▶ **Prompt**: Filter the entries below, keeping only lines with the word "Breakaway".
##### Given records #####
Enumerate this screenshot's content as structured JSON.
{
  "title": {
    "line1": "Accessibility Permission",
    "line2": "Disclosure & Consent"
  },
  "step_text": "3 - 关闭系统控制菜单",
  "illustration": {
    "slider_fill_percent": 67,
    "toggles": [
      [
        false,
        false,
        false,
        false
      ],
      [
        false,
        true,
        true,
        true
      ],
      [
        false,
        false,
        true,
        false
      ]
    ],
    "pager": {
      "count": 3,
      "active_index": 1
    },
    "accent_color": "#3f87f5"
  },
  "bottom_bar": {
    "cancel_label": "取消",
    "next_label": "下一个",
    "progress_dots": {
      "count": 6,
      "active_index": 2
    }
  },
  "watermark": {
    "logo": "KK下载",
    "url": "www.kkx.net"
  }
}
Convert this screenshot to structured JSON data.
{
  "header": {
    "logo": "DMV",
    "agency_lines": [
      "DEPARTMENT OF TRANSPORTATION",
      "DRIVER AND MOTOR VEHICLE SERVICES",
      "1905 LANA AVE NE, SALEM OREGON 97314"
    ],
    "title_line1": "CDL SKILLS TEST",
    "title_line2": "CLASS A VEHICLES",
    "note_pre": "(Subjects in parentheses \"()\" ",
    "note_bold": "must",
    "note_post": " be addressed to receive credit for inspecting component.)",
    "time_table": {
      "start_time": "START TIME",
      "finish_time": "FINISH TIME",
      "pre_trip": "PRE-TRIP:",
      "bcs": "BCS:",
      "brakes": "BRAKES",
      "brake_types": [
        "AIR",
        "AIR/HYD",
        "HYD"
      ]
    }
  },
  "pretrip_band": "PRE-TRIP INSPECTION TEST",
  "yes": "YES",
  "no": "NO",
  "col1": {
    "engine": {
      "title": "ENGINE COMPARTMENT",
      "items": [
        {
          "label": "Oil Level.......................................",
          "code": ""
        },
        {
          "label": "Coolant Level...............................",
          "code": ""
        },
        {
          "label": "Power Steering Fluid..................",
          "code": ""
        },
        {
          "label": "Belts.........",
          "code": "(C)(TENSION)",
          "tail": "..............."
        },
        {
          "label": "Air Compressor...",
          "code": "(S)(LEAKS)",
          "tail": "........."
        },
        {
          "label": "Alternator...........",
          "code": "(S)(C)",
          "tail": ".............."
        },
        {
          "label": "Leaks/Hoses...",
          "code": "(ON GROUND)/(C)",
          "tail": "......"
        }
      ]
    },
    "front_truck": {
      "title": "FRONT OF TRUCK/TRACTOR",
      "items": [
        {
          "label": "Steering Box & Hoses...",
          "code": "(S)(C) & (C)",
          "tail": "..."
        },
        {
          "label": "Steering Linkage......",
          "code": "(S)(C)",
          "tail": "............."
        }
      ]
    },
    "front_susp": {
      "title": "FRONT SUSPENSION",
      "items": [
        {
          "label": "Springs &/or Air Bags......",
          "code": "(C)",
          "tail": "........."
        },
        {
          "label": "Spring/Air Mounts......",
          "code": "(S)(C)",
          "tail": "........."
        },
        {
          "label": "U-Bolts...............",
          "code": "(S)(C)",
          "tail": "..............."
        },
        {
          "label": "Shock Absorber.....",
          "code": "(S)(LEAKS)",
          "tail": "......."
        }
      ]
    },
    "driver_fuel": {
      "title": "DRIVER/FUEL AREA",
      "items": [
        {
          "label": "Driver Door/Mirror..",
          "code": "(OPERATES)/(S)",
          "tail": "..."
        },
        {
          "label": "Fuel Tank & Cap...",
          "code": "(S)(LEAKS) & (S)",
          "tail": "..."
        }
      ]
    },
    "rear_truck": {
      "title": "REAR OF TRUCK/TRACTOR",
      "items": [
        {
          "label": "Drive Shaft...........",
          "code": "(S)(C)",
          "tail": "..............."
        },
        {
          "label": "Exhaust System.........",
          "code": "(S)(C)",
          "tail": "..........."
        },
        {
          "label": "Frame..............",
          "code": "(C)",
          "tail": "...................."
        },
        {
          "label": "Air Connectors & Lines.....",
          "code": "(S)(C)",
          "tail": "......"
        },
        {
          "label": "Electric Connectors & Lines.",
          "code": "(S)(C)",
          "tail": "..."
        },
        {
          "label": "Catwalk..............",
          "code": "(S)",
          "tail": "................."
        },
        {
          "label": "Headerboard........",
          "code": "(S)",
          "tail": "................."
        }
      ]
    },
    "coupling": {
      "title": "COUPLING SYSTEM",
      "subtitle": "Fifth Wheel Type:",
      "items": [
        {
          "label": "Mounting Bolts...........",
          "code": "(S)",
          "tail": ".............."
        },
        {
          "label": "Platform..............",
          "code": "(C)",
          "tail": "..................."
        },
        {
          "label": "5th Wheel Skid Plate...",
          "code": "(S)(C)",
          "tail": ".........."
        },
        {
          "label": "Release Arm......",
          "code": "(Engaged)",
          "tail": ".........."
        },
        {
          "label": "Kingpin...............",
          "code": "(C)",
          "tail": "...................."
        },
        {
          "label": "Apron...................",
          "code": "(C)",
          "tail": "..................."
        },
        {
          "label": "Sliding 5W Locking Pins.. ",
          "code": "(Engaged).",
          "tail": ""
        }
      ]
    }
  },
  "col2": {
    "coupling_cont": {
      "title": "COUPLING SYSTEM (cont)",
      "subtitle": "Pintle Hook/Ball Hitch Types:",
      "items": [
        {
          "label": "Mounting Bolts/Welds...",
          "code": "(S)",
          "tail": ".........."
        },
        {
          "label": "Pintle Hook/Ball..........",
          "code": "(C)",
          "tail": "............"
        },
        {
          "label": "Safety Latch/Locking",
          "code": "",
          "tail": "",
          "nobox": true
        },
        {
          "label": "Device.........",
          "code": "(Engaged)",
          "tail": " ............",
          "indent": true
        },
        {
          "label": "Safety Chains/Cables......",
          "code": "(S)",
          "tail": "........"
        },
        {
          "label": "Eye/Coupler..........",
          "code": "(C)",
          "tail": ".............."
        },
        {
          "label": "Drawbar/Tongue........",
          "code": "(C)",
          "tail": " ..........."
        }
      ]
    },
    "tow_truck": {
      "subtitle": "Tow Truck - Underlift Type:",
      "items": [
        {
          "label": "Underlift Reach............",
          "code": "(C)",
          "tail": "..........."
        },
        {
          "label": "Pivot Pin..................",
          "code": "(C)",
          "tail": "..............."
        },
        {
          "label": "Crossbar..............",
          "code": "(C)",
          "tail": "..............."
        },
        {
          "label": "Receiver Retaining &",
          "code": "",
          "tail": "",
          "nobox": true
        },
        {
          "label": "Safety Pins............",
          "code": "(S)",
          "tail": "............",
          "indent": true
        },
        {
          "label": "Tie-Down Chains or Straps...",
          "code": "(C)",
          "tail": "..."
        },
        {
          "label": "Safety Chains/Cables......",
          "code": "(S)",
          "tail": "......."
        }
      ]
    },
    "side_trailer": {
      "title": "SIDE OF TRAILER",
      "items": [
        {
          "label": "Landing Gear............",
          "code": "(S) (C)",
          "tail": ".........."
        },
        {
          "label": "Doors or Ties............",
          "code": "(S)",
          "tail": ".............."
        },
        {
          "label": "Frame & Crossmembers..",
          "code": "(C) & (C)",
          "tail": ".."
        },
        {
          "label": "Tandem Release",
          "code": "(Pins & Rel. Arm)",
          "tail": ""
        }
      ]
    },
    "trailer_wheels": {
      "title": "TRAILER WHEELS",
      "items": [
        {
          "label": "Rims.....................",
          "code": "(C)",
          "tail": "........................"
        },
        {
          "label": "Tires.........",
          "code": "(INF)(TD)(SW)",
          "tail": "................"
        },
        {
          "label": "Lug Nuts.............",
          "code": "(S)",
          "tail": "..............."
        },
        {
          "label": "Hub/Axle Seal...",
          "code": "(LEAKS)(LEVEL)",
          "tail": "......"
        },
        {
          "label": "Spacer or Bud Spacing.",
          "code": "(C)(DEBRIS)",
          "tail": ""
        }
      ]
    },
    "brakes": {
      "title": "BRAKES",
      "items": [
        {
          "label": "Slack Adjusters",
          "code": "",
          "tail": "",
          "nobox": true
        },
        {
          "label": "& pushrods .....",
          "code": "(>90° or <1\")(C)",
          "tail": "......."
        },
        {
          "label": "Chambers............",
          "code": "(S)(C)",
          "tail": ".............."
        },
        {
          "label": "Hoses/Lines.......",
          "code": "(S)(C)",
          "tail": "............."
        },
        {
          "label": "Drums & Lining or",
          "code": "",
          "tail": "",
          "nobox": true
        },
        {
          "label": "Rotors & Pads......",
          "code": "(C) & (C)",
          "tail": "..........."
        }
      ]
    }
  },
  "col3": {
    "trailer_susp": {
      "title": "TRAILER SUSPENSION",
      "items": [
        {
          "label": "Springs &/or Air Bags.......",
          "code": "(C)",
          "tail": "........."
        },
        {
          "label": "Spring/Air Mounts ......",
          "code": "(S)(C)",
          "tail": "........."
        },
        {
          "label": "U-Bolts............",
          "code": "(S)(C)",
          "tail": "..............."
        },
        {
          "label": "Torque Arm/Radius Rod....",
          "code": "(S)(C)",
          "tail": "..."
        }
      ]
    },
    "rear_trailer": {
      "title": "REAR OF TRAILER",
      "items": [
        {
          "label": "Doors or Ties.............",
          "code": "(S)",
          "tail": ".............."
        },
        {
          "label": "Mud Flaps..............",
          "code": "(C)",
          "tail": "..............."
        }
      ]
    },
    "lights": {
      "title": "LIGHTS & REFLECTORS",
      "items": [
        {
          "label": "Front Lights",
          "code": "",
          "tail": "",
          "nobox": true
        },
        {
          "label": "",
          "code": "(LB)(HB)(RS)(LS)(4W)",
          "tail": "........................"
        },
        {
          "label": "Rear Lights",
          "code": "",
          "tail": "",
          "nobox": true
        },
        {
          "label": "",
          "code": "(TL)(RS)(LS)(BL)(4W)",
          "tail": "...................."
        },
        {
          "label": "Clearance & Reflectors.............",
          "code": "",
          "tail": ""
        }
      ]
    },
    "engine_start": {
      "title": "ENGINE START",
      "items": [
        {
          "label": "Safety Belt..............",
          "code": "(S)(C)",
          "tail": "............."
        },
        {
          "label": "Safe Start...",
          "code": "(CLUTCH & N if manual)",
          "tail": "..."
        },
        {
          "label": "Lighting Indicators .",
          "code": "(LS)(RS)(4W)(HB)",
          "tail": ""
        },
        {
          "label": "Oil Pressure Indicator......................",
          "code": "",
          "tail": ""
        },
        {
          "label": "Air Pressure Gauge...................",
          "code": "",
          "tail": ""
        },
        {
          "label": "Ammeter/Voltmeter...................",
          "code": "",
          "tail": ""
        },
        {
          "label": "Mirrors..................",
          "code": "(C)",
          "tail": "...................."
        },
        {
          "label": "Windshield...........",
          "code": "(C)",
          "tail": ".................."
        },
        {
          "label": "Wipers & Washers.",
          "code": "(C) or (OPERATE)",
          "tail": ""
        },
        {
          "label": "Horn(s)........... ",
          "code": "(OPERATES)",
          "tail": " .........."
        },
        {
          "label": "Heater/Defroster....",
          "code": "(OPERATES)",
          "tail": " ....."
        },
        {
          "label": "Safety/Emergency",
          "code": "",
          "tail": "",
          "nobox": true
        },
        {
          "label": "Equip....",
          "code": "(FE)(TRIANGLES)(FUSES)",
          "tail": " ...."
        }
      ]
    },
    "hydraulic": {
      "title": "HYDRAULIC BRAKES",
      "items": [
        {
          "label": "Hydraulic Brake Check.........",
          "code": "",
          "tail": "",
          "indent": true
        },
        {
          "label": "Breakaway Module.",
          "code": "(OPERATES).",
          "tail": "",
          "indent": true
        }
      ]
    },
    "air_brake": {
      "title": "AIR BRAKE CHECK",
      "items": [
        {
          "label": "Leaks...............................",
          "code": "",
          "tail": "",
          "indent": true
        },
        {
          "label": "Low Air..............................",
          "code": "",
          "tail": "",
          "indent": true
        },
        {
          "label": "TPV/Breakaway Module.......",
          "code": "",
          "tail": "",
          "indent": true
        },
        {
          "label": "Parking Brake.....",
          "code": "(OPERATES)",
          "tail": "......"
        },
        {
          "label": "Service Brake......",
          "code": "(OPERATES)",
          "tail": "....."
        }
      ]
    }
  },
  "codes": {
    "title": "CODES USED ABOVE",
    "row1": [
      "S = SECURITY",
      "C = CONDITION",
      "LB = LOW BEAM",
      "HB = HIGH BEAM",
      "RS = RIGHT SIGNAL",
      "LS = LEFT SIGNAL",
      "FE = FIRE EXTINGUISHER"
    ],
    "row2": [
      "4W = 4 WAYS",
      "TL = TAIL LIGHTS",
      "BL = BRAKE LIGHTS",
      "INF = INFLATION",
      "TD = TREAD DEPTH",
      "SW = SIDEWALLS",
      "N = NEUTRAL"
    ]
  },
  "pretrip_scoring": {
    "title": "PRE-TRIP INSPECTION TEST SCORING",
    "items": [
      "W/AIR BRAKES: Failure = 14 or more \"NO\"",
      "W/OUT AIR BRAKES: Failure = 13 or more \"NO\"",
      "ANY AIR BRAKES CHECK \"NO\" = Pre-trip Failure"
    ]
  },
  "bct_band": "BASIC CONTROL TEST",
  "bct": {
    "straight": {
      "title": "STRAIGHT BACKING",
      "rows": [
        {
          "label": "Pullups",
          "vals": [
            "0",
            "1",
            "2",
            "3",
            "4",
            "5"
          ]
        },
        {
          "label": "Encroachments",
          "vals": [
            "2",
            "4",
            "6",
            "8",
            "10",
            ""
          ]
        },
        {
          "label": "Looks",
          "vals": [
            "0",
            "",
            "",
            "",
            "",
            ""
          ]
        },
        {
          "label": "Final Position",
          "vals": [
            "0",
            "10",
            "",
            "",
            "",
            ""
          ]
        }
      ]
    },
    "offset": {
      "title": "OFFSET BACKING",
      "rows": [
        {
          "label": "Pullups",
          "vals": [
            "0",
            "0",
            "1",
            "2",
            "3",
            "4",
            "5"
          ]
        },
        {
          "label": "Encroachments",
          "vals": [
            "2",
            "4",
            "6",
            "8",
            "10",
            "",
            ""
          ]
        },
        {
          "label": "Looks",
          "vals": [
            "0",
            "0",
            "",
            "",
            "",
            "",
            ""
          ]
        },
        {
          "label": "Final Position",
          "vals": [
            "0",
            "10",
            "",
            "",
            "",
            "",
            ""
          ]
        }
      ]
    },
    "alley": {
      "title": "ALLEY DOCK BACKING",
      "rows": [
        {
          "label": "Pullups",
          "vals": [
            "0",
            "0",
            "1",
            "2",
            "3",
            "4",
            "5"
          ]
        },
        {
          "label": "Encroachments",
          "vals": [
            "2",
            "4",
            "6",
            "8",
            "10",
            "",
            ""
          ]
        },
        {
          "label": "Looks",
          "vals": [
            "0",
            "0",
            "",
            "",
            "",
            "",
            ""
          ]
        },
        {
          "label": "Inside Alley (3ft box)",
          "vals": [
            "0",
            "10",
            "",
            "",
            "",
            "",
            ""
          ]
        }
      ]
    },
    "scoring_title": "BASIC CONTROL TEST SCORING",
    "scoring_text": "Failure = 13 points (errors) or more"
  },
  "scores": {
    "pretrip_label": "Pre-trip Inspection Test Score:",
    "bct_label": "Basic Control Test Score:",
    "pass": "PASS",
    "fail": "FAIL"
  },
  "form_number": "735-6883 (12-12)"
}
#####
▶ **Task output**:
          "label": "Breakaway Module.",
          "label": "TPV/Breakaway Module.......",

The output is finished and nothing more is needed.